> [DATA LINES]:
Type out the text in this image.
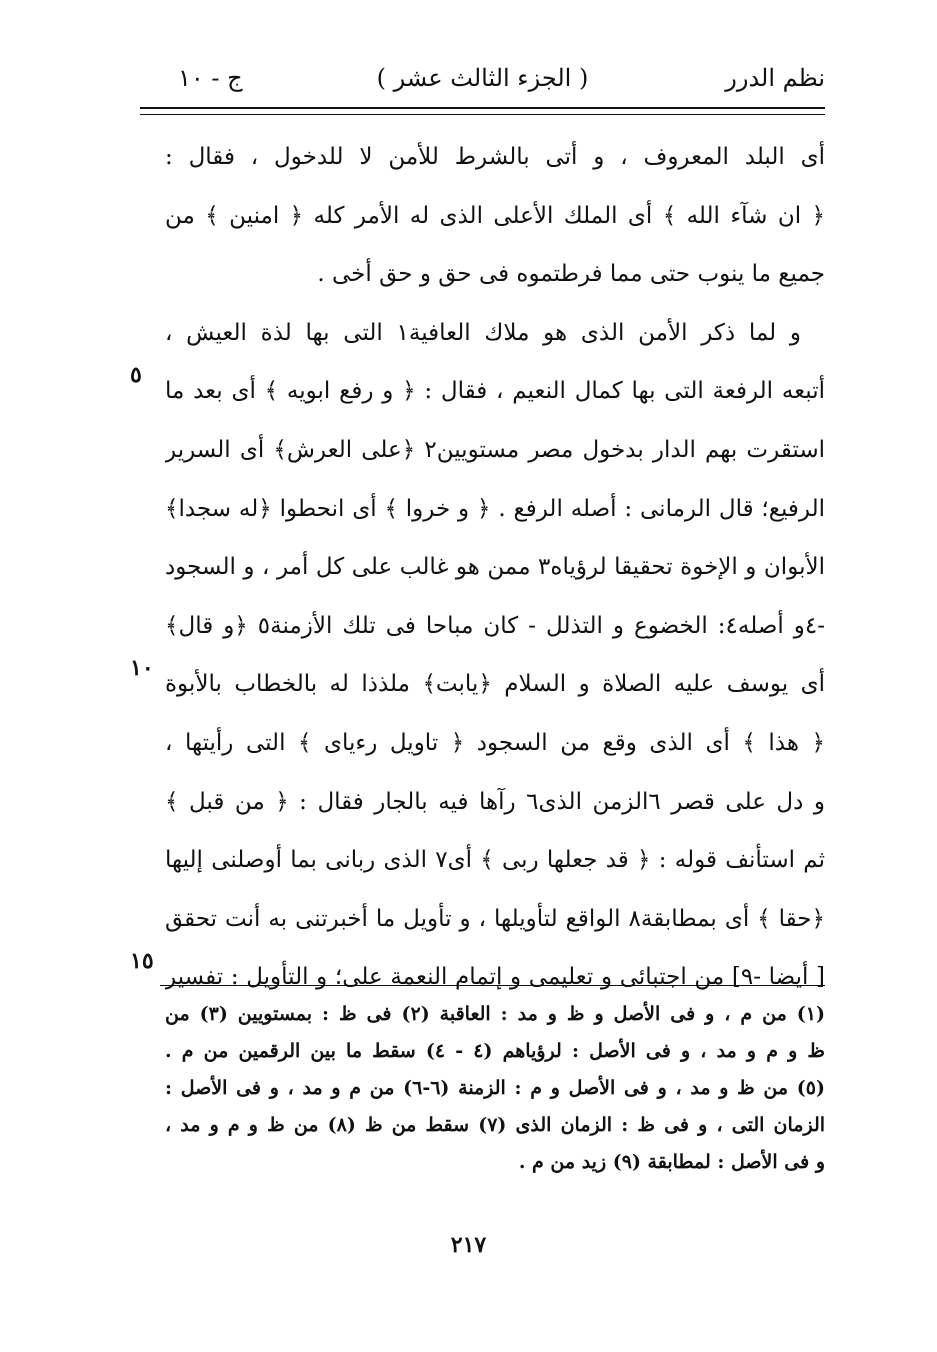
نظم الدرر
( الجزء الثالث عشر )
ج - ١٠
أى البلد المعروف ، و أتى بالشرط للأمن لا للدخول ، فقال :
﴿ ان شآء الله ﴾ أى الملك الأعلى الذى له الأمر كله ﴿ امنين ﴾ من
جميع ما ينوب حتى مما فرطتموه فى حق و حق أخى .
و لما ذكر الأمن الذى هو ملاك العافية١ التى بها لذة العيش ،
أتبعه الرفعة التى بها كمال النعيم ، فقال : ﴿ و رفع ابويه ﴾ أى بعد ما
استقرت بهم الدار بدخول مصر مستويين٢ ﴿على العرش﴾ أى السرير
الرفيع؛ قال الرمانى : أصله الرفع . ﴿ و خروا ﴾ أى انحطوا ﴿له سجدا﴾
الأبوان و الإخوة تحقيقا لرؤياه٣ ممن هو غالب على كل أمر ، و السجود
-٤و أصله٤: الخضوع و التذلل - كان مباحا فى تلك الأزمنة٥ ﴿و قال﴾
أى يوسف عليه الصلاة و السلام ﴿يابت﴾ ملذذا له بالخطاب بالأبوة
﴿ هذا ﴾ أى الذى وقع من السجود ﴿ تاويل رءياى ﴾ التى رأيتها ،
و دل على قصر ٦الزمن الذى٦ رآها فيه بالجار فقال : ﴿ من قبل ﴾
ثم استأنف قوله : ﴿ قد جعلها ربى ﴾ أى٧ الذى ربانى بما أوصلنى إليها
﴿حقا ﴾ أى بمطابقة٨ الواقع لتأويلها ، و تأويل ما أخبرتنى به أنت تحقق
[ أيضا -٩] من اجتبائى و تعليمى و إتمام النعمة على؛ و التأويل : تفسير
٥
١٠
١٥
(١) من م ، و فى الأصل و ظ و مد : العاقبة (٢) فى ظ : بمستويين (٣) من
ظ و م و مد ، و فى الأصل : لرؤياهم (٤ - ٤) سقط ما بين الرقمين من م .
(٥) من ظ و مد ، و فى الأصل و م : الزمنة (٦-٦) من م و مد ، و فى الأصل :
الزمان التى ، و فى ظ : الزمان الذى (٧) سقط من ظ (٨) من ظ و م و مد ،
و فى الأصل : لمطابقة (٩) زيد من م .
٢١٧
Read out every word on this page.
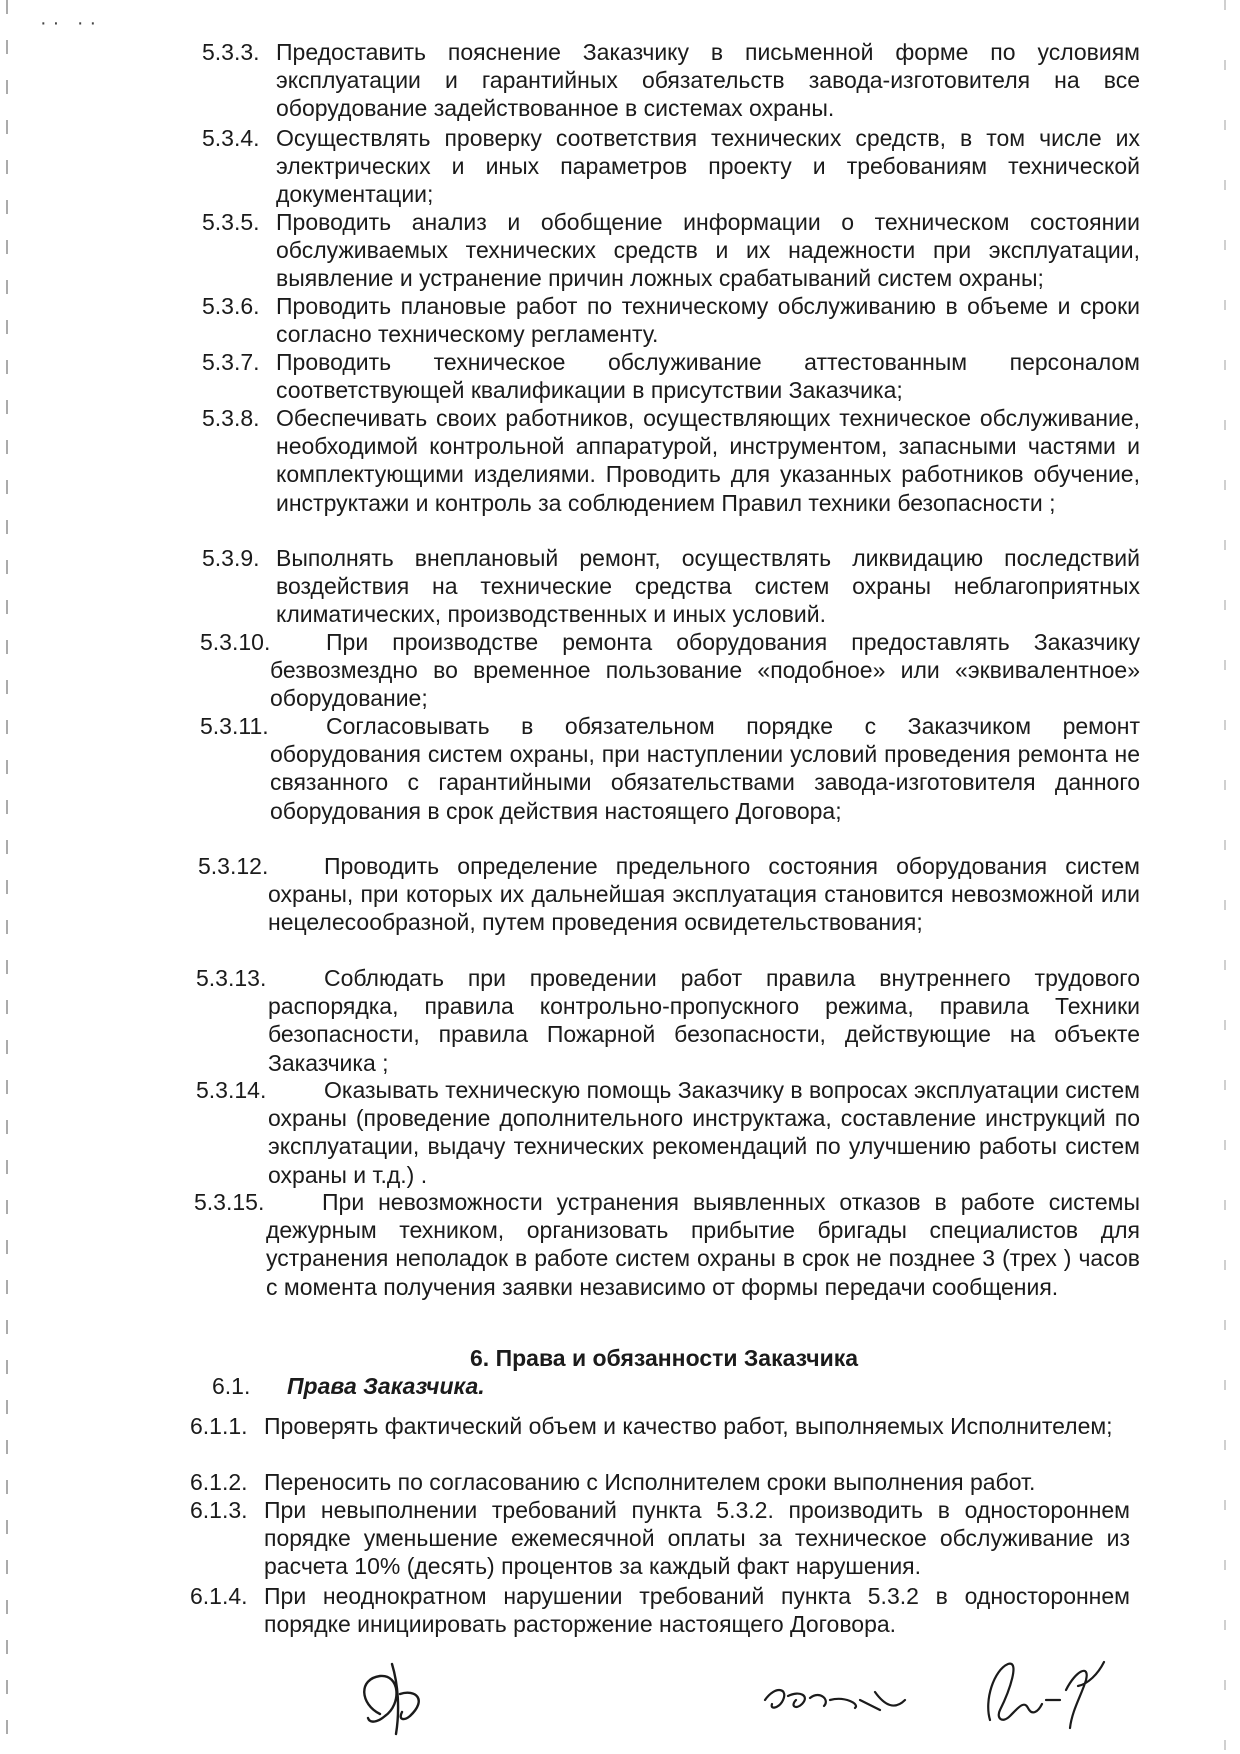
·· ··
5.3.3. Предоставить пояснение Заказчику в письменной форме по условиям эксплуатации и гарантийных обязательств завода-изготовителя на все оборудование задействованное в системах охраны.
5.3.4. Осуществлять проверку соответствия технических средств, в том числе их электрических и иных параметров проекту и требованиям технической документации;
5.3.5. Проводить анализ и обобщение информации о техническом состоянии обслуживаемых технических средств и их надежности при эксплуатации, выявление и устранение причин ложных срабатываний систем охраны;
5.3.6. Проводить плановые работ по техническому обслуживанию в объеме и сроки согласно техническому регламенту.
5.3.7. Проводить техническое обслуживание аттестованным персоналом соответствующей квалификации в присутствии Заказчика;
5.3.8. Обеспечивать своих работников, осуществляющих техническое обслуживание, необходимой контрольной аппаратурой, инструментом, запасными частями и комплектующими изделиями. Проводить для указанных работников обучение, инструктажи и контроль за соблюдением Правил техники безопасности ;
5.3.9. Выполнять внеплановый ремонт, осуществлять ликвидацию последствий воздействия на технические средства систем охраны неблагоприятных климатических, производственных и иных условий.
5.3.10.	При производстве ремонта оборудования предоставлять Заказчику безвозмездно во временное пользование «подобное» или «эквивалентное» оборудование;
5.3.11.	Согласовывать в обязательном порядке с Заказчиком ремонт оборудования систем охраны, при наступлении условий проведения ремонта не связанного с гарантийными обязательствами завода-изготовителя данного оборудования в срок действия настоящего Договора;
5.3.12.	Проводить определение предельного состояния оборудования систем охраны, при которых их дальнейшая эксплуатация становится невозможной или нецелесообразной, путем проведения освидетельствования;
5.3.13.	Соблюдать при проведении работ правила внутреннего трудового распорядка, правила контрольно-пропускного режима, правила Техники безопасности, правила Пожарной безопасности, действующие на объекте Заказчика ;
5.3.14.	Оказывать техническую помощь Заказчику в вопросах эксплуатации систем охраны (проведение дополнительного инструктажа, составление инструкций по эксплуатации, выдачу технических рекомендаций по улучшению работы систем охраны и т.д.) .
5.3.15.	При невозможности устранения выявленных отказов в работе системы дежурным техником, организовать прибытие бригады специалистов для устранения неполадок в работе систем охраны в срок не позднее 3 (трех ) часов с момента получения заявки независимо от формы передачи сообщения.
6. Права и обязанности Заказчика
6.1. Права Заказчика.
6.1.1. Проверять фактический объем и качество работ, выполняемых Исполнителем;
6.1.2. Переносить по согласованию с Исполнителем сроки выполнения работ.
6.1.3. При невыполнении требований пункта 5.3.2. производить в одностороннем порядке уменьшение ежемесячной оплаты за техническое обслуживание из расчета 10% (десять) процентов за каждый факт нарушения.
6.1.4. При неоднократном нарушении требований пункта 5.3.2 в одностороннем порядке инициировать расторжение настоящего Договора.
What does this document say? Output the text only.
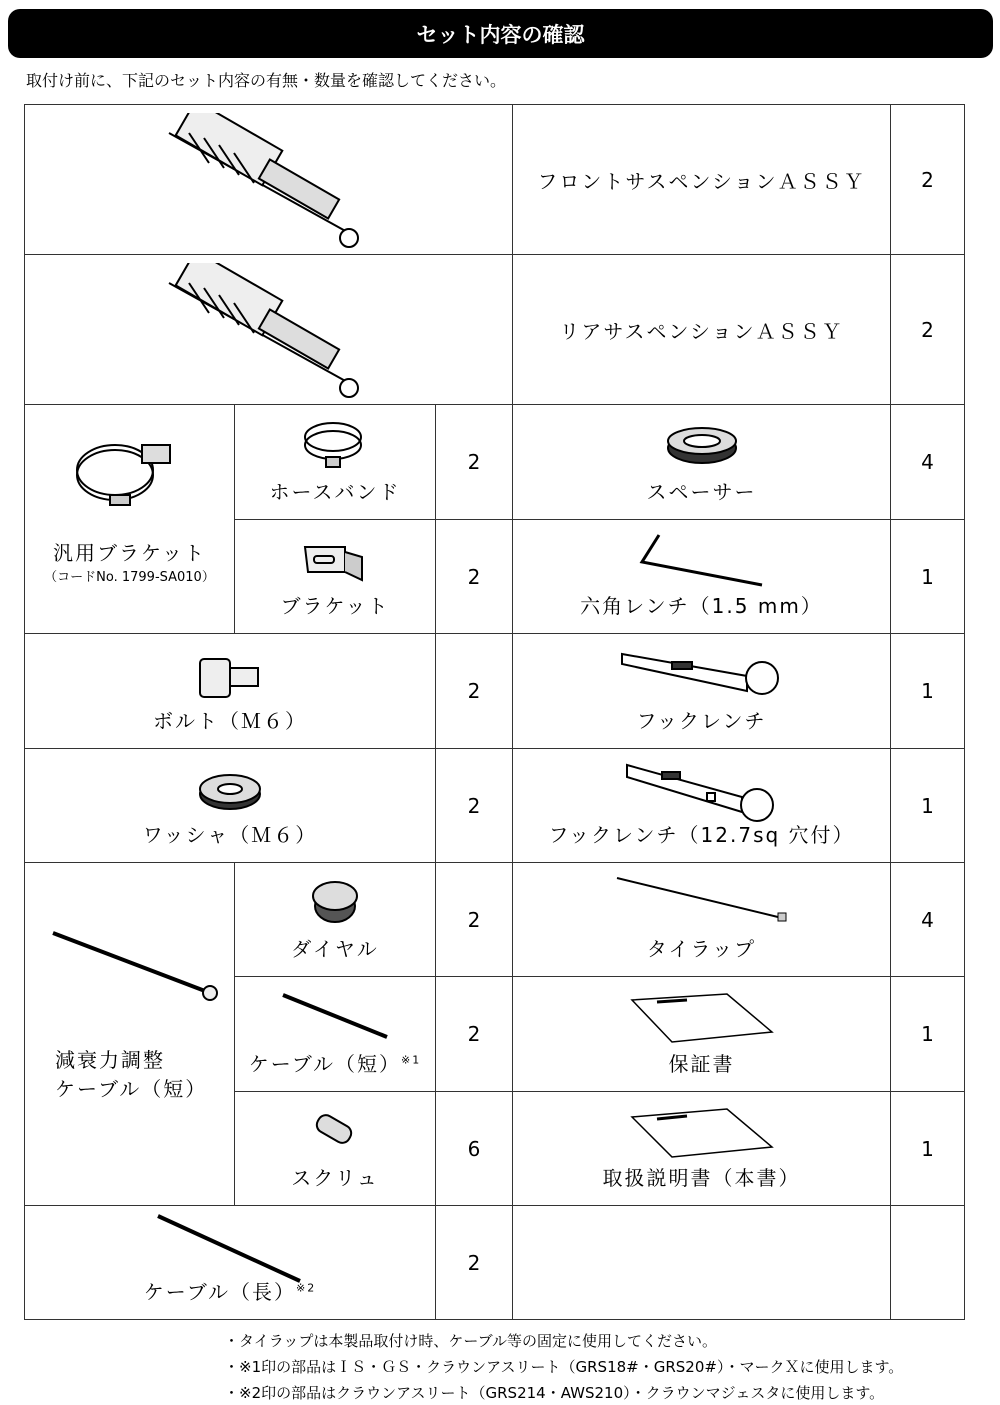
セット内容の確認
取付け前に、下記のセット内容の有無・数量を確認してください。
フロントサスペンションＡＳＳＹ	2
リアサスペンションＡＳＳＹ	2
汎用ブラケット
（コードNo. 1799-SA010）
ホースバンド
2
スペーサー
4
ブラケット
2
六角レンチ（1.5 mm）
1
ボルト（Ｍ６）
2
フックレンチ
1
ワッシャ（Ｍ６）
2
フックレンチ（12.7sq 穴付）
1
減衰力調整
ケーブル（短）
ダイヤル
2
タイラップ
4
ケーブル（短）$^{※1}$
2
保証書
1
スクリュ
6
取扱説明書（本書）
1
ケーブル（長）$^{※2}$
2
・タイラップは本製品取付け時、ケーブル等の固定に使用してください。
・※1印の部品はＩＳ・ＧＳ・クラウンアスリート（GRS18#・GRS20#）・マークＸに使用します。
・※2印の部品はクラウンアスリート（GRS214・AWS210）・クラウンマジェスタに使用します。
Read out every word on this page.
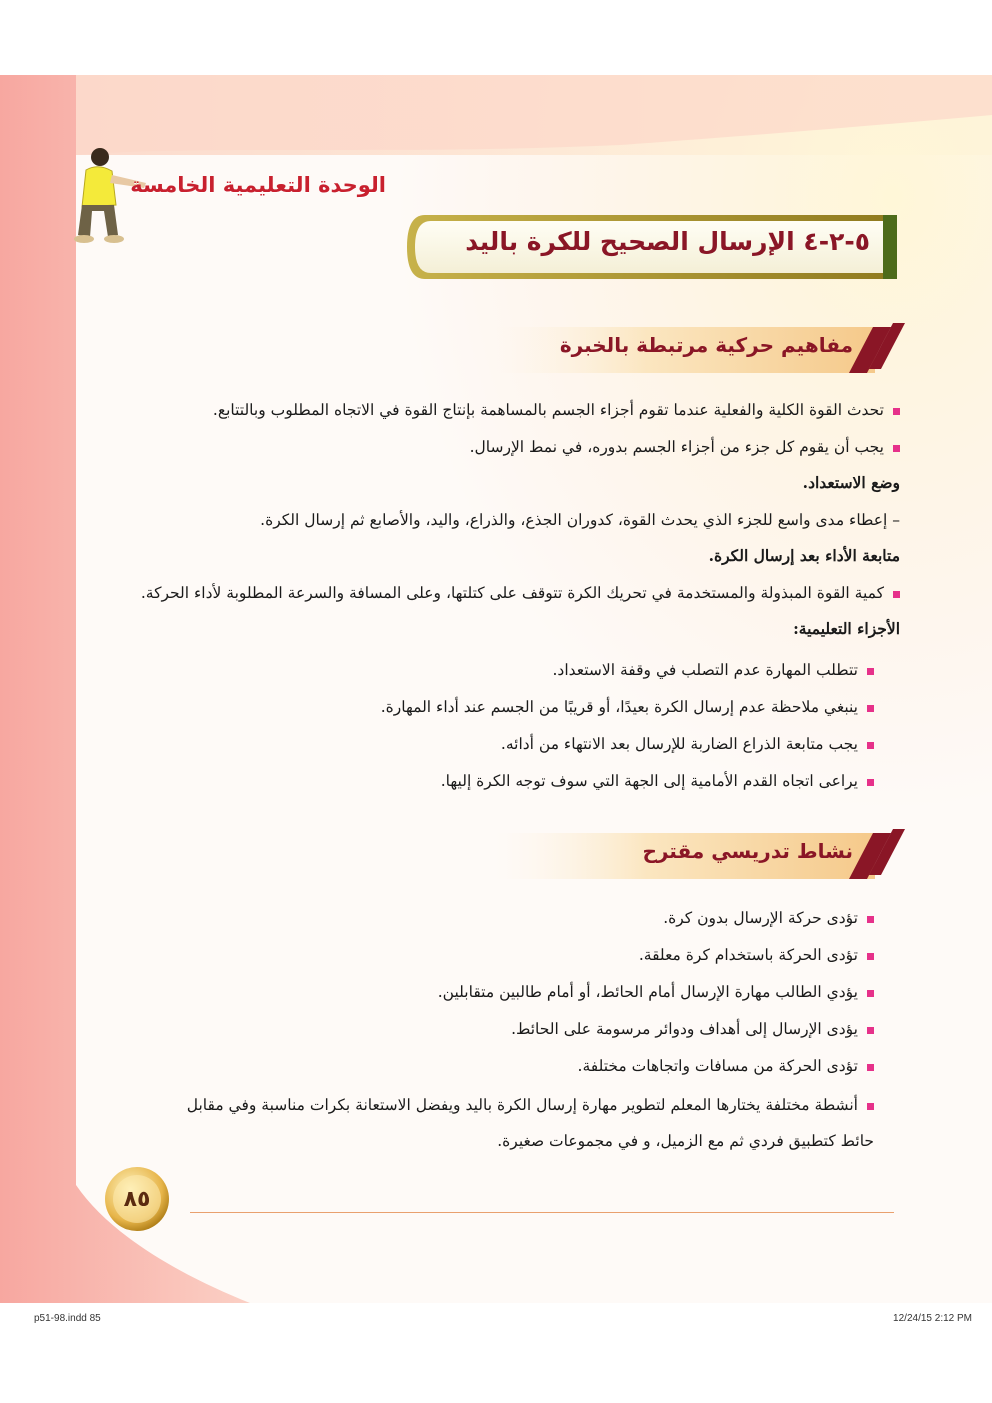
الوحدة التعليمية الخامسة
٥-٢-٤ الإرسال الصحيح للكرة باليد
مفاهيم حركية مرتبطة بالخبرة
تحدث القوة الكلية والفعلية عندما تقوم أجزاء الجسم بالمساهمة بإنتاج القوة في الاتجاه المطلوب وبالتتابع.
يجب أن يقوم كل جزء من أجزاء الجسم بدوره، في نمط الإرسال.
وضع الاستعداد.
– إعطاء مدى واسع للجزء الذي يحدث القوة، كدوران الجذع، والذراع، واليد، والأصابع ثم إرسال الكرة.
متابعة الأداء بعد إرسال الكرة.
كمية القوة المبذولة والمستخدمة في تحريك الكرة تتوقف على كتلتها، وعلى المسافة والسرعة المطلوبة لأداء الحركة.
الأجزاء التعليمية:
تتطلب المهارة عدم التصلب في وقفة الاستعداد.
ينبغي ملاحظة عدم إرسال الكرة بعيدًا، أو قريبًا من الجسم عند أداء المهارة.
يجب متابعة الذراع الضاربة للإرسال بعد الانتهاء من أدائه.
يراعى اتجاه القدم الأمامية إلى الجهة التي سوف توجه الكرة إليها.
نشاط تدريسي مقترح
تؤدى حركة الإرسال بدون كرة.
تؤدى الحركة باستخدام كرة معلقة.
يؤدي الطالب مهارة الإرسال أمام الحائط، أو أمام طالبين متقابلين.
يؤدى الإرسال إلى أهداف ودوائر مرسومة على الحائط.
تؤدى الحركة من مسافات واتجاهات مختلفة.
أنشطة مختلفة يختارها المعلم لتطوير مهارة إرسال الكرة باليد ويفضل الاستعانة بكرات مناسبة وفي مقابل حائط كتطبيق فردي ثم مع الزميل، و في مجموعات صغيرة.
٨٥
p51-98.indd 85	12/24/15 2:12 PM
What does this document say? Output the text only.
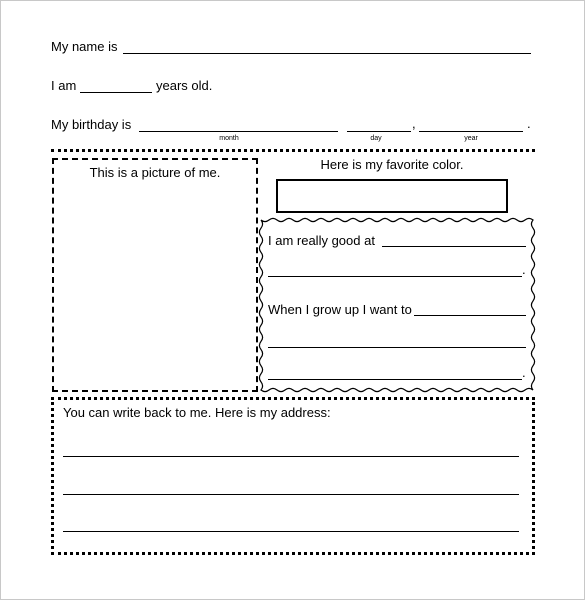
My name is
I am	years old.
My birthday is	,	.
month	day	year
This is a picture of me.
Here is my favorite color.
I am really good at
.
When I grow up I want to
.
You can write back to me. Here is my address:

> [PROMPT]: Search the entries for the word "تؤدى" and copy every line that has it.

> [OUTPUT FOR THIS TASK]:
تؤدى حركة الإرسال بدون كرة.
تؤدى الحركة باستخدام كرة معلقة.
تؤدى الحركة من مسافات واتجاهات مختلفة.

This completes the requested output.